The problem: Omit every picture and output the rest of the records exactly as they are.
☆ ☆ ☆ ☆ ☆ ☆ ☆
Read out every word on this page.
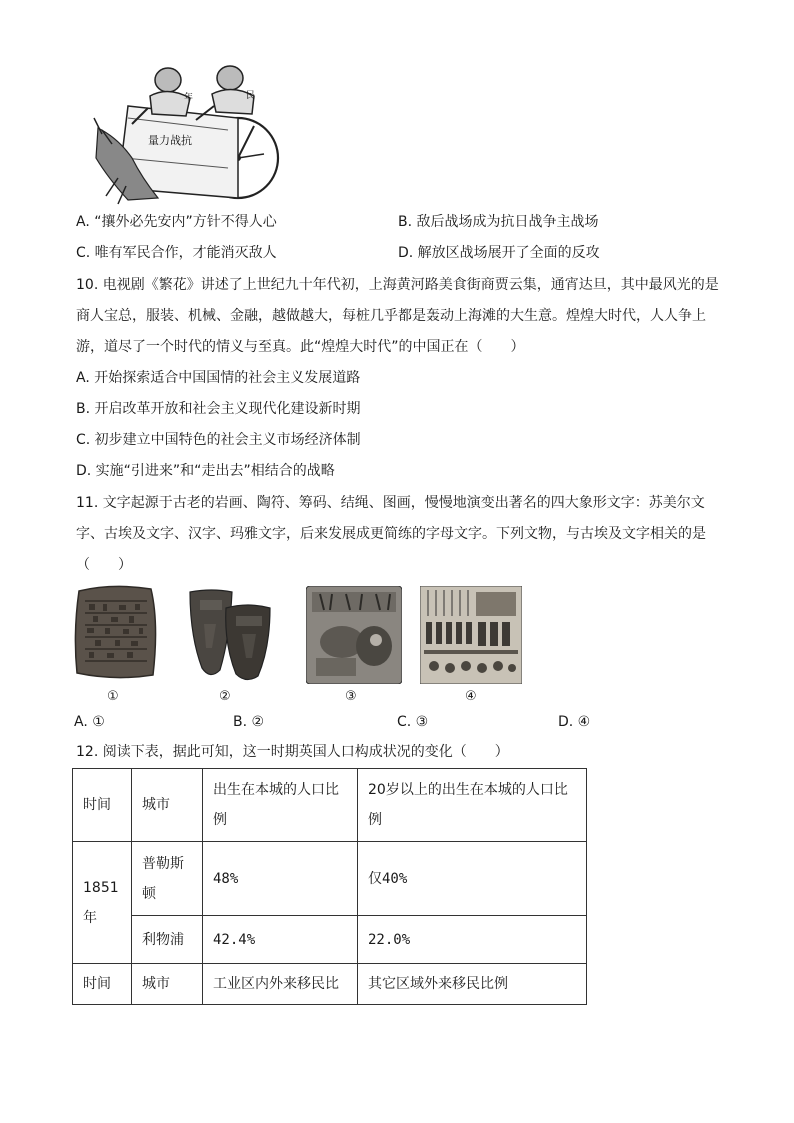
量力战抗
年	民
A. “攘外必先安内”方针不得人心	B. 敌后战场成为抗日战争主战场
C. 唯有军民合作，才能消灭敌人	D. 解放区战场展开了全面的反攻
10. 电视剧《繁花》讲述了上世纪九十年代初，上海黄河路美食街商贾云集，通宵达旦，其中最风光的是
商人宝总，服装、机械、金融，越做越大，每桩几乎都是轰动上海滩的大生意。煌煌大时代，人人争上
游，道尽了一个时代的情义与至真。此“煌煌大时代”的中国正在（　　）
A. 开始探索适合中国国情的社会主义发展道路
B. 开启改革开放和社会主义现代化建设新时期
C. 初步建立中国特色的社会主义市场经济体制
D. 实施“引进来”和“走出去”相结合的战略
11. 文字起源于古老的岩画、陶符、筹码、结绳、图画，慢慢地演变出著名的四大象形文字：苏美尔文
字、古埃及文字、汉字、玛雅文字，后来发展成更简练的字母文字。下列文物，与古埃及文字相关的是
（　　）
①	②	③	④
A. ①	B. ②	C. ③	D. ④
12. 阅读下表，据此可知，这一时期英国人口构成状况的变化（　　）
时间	城市	出生在本城的人口比例	20岁以上的出生在本城的人口比例
1851年	普勒斯顿	48%	仅40%
	利物浦	42.4%	22.0%
时间	城市	工业区内外来移民比	其它区域外来移民比例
☆ ☆ ☆ ☆ ☆ ☆ ☆
Result of this task:
Read out every word on this page.
量力战抗
年	民
A. “攘外必先安内”方针不得人心	B. 敌后战场成为抗日战争主战场
C. 唯有军民合作，才能消灭敌人	D. 解放区战场展开了全面的反攻
10. 电视剧《繁花》讲述了上世纪九十年代初，上海黄河路美食街商贾云集，通宵达旦，其中最风光的是
商人宝总，服装、机械、金融，越做越大，每桩几乎都是轰动上海滩的大生意。煌煌大时代，人人争上
游，道尽了一个时代的情义与至真。此“煌煌大时代”的中国正在（　　）
A. 开始探索适合中国国情的社会主义发展道路
B. 开启改革开放和社会主义现代化建设新时期
C. 初步建立中国特色的社会主义市场经济体制
D. 实施“引进来”和“走出去”相结合的战略
11. 文字起源于古老的岩画、陶符、筹码、结绳、图画，慢慢地演变出著名的四大象形文字：苏美尔文
字、古埃及文字、汉字、玛雅文字，后来发展成更简练的字母文字。下列文物，与古埃及文字相关的是
（　　）
①	②	③	④
A. ①	B. ②	C. ③	D. ④
12. 阅读下表，据此可知，这一时期英国人口构成状况的变化（　　）
时间	城市	出生在本城的人口比例	20岁以上的出生在本城的人口比例
1851年	普勒斯顿	48%	仅40%
	利物浦	42.4%	22.0%
时间	城市	工业区内外来移民比	其它区域外来移民比例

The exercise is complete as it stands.